- **Description of the task**: From the listing below, pull each line that includes "rgba".

● ● ● ● ●

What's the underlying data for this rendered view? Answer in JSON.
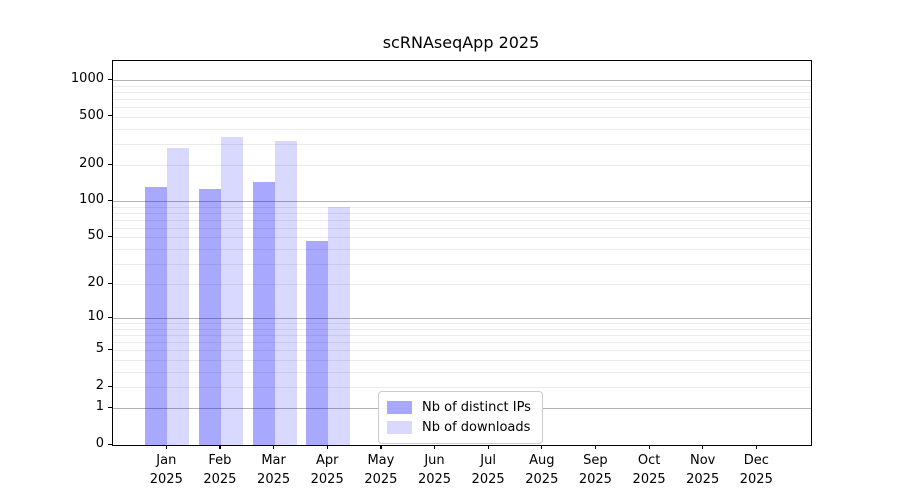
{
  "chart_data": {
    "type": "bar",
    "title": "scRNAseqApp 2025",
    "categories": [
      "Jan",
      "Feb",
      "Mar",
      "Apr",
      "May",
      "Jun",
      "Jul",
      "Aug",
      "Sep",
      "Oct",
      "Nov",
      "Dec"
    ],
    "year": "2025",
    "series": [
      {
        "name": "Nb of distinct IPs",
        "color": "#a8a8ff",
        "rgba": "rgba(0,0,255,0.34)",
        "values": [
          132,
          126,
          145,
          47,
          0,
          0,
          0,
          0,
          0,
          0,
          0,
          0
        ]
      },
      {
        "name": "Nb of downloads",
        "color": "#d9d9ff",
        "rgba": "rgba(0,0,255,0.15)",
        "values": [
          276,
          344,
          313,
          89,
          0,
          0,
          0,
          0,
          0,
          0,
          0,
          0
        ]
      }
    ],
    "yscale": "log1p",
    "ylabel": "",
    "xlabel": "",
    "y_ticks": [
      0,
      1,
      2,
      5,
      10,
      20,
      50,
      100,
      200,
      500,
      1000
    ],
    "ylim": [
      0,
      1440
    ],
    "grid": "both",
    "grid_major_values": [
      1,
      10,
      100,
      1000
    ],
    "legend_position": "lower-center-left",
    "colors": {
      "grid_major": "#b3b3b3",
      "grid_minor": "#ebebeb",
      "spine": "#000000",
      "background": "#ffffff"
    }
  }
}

● ● ● ● ●

- **Result**:
        "rgba": "rgba(0,0,255,0.34)",
        "rgba": "rgba(0,0,255,0.15)",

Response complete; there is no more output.